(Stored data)
▼
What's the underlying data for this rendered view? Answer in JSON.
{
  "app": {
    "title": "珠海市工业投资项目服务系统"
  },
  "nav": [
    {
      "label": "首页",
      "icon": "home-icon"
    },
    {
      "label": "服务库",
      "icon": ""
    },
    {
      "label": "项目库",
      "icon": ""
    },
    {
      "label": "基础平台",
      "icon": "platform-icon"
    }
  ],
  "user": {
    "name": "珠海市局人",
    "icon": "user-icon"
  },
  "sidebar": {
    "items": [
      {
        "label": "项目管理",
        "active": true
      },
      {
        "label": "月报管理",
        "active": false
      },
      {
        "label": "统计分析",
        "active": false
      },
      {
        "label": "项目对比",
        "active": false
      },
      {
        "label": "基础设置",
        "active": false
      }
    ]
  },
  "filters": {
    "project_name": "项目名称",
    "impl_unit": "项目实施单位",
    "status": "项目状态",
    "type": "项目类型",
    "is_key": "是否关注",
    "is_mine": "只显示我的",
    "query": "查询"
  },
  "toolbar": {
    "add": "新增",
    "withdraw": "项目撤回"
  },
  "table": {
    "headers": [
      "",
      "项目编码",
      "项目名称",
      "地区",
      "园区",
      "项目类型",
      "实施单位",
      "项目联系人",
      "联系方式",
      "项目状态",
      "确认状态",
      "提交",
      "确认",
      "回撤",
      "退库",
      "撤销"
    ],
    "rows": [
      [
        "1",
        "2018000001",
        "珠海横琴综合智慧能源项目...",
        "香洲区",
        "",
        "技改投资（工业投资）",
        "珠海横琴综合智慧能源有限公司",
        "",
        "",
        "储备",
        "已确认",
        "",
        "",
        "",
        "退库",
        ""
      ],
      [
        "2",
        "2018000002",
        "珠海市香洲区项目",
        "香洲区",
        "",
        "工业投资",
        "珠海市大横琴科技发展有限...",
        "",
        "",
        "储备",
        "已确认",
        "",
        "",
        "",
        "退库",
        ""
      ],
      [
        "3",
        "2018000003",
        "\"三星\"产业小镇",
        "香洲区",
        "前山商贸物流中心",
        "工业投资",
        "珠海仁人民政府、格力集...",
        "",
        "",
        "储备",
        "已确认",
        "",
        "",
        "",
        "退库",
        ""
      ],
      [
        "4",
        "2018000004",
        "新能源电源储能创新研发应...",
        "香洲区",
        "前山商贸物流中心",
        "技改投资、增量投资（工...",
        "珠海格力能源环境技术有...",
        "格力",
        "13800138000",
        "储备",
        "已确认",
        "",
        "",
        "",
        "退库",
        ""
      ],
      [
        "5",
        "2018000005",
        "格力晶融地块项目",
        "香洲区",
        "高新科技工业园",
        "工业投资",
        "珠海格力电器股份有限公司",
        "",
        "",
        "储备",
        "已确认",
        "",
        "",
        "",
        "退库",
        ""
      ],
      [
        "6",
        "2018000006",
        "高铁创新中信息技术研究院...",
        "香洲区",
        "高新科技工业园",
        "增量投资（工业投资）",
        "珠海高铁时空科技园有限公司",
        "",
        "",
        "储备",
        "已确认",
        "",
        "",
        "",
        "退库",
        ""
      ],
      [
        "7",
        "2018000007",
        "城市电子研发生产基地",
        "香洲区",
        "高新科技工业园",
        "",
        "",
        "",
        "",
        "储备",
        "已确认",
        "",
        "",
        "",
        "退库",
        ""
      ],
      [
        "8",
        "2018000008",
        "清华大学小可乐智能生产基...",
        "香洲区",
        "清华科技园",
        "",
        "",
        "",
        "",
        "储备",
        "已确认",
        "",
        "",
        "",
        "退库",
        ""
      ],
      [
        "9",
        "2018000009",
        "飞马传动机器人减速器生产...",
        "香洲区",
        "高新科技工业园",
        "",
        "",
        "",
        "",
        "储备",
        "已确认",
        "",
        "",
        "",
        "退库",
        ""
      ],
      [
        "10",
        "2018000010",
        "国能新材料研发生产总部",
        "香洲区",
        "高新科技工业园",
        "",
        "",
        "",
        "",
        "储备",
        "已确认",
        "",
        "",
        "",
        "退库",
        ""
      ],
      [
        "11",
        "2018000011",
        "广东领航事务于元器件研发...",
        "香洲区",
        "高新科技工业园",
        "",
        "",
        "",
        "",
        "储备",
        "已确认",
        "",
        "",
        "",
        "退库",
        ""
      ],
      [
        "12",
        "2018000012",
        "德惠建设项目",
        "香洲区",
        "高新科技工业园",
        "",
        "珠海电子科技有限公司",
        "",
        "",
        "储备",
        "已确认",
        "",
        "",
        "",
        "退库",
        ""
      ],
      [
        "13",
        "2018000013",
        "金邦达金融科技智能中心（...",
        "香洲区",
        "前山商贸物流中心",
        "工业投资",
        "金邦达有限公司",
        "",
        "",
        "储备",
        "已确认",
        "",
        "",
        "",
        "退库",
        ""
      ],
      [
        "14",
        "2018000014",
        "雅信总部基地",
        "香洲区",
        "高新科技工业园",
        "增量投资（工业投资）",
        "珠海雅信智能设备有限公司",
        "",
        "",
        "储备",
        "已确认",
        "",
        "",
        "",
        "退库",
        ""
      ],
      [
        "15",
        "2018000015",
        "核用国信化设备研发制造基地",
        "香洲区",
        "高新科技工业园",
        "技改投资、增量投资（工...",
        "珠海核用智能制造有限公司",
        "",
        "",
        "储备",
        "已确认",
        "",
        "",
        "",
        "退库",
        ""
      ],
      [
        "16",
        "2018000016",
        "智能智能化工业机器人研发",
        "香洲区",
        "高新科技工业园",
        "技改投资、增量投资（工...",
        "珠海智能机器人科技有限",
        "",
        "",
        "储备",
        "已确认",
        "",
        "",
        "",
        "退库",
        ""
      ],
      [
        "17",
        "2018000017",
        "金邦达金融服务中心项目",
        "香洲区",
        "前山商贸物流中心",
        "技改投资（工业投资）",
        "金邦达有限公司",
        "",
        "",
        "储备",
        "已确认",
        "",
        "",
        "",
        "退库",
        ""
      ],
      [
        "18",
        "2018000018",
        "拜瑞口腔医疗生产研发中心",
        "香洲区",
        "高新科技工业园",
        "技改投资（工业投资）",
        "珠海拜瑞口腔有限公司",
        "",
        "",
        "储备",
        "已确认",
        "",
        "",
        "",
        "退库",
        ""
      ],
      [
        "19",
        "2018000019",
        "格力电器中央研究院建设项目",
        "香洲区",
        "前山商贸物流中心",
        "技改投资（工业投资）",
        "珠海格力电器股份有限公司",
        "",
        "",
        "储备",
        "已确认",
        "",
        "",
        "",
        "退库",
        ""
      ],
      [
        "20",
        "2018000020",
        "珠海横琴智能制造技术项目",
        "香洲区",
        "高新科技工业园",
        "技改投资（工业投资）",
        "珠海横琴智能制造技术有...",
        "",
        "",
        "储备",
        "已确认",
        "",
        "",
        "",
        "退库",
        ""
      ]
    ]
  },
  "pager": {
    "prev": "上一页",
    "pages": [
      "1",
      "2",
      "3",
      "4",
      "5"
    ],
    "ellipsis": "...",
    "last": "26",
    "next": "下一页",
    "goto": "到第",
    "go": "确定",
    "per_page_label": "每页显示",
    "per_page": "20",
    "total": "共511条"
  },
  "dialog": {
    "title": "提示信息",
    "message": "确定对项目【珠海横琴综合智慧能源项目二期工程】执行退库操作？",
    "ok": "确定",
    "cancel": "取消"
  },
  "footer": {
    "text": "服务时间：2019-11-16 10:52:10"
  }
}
▲
▼
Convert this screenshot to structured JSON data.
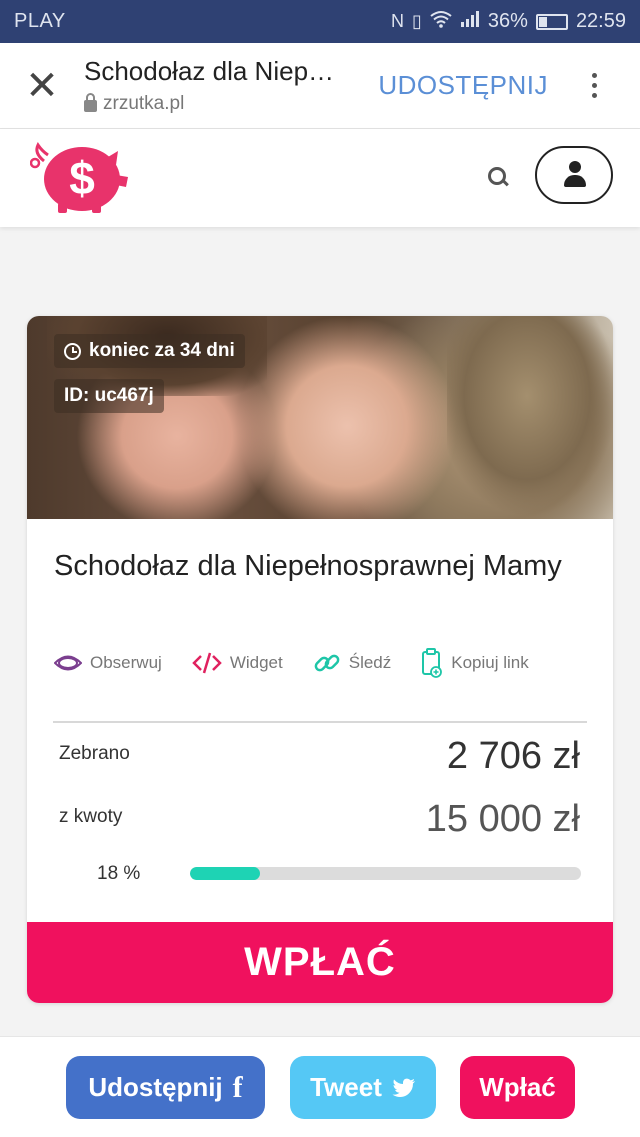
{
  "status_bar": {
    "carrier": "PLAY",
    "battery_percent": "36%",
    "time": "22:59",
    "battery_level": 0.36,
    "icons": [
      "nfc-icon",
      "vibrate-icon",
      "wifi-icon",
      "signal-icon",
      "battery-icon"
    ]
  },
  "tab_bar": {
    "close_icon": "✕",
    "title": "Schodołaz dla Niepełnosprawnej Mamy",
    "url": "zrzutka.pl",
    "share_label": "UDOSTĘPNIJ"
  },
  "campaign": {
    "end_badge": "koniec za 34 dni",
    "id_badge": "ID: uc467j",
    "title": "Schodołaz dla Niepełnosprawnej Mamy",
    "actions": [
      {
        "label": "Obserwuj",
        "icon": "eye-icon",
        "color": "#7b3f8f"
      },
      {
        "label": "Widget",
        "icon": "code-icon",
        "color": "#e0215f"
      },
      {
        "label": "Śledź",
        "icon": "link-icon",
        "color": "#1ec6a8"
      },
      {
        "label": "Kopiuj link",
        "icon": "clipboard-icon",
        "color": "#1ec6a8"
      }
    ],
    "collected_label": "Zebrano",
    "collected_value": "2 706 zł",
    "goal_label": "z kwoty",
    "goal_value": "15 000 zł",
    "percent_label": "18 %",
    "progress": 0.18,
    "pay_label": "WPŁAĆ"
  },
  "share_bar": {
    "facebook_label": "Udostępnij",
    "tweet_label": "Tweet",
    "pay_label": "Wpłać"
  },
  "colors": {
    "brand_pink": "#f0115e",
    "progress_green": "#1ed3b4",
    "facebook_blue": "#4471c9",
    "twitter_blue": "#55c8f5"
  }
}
▲
STATED PROBLEM »
Say how many lines have the string "this" in them, offering no words beyond the number.

RESPONSE »
2